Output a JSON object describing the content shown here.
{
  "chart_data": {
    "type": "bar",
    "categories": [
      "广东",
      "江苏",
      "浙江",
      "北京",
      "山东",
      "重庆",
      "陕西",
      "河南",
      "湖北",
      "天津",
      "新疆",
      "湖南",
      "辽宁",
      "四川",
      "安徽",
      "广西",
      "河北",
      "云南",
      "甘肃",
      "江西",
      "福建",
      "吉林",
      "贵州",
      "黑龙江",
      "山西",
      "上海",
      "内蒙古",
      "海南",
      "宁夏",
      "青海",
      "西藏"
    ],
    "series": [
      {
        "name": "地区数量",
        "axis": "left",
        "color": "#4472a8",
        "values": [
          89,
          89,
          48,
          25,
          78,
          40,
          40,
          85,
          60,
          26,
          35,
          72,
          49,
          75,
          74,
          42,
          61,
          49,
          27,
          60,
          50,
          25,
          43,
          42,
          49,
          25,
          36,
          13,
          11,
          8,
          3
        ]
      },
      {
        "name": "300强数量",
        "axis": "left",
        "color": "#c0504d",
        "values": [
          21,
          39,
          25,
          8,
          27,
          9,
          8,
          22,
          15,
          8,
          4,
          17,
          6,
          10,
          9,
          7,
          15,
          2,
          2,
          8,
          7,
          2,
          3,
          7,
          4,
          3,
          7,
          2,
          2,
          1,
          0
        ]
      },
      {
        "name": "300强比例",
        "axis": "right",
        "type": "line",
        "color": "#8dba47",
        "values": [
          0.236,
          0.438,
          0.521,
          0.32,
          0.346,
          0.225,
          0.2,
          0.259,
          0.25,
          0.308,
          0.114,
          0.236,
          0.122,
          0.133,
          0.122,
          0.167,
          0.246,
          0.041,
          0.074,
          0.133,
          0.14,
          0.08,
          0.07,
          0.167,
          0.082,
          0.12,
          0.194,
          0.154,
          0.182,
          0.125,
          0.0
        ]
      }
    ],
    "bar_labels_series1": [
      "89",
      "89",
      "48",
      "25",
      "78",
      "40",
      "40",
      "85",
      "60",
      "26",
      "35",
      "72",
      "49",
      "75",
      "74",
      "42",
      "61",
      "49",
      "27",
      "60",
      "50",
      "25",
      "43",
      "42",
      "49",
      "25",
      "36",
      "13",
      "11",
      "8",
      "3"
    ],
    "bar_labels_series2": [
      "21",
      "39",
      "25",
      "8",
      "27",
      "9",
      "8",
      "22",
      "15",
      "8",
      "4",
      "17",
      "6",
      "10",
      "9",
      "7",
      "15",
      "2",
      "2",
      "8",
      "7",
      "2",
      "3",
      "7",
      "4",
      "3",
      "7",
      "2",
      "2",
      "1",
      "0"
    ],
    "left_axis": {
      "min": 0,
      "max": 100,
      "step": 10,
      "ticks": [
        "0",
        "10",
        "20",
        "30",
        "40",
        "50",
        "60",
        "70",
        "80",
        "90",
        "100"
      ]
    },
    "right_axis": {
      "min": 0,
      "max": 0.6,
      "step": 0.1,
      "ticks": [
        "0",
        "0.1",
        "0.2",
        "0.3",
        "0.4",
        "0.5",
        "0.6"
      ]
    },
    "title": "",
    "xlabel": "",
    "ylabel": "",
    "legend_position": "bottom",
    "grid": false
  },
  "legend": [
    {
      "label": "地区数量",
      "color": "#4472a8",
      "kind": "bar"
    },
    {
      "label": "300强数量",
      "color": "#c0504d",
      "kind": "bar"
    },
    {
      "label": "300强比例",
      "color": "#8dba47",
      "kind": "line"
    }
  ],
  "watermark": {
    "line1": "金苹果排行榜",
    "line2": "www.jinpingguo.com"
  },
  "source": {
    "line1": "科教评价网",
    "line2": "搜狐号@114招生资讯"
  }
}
———
• WRITTEN PROBLEM: Copy all of the data. Keep every word exactly as it is.

• EXPECTED ANSWER:
Output a JSON object describing the content shown here.
{
  "chart_data": {
    "type": "bar",
    "categories": [
      "广东",
      "江苏",
      "浙江",
      "北京",
      "山东",
      "重庆",
      "陕西",
      "河南",
      "湖北",
      "天津",
      "新疆",
      "湖南",
      "辽宁",
      "四川",
      "安徽",
      "广西",
      "河北",
      "云南",
      "甘肃",
      "江西",
      "福建",
      "吉林",
      "贵州",
      "黑龙江",
      "山西",
      "上海",
      "内蒙古",
      "海南",
      "宁夏",
      "青海",
      "西藏"
    ],
    "series": [
      {
        "name": "地区数量",
        "axis": "left",
        "color": "#4472a8",
        "values": [
          89,
          89,
          48,
          25,
          78,
          40,
          40,
          85,
          60,
          26,
          35,
          72,
          49,
          75,
          74,
          42,
          61,
          49,
          27,
          60,
          50,
          25,
          43,
          42,
          49,
          25,
          36,
          13,
          11,
          8,
          3
        ]
      },
      {
        "name": "300强数量",
        "axis": "left",
        "color": "#c0504d",
        "values": [
          21,
          39,
          25,
          8,
          27,
          9,
          8,
          22,
          15,
          8,
          4,
          17,
          6,
          10,
          9,
          7,
          15,
          2,
          2,
          8,
          7,
          2,
          3,
          7,
          4,
          3,
          7,
          2,
          2,
          1,
          0
        ]
      },
      {
        "name": "300强比例",
        "axis": "right",
        "type": "line",
        "color": "#8dba47",
        "values": [
          0.236,
          0.438,
          0.521,
          0.32,
          0.346,
          0.225,
          0.2,
          0.259,
          0.25,
          0.308,
          0.114,
          0.236,
          0.122,
          0.133,
          0.122,
          0.167,
          0.246,
          0.041,
          0.074,
          0.133,
          0.14,
          0.08,
          0.07,
          0.167,
          0.082,
          0.12,
          0.194,
          0.154,
          0.182,
          0.125,
          0.0
        ]
      }
    ],
    "bar_labels_series1": [
      "89",
      "89",
      "48",
      "25",
      "78",
      "40",
      "40",
      "85",
      "60",
      "26",
      "35",
      "72",
      "49",
      "75",
      "74",
      "42",
      "61",
      "49",
      "27",
      "60",
      "50",
      "25",
      "43",
      "42",
      "49",
      "25",
      "36",
      "13",
      "11",
      "8",
      "3"
    ],
    "bar_labels_series2": [
      "21",
      "39",
      "25",
      "8",
      "27",
      "9",
      "8",
      "22",
      "15",
      "8",
      "4",
      "17",
      "6",
      "10",
      "9",
      "7",
      "15",
      "2",
      "2",
      "8",
      "7",
      "2",
      "3",
      "7",
      "4",
      "3",
      "7",
      "2",
      "2",
      "1",
      "0"
    ],
    "left_axis": {
      "min": 0,
      "max": 100,
      "step": 10,
      "ticks": [
        "0",
        "10",
        "20",
        "30",
        "40",
        "50",
        "60",
        "70",
        "80",
        "90",
        "100"
      ]
    },
    "right_axis": {
      "min": 0,
      "max": 0.6,
      "step": 0.1,
      "ticks": [
        "0",
        "0.1",
        "0.2",
        "0.3",
        "0.4",
        "0.5",
        "0.6"
      ]
    },
    "title": "",
    "xlabel": "",
    "ylabel": "",
    "legend_position": "bottom",
    "grid": false
  },
  "legend": [
    {
      "label": "地区数量",
      "color": "#4472a8",
      "kind": "bar"
    },
    {
      "label": "300强数量",
      "color": "#c0504d",
      "kind": "bar"
    },
    {
      "label": "300强比例",
      "color": "#8dba47",
      "kind": "line"
    }
  ],
  "watermark": {
    "line1": "金苹果排行榜",
    "line2": "www.jinpingguo.com"
  },
  "source": {
    "line1": "科教评价网",
    "line2": "搜狐号@114招生资讯"
  }
}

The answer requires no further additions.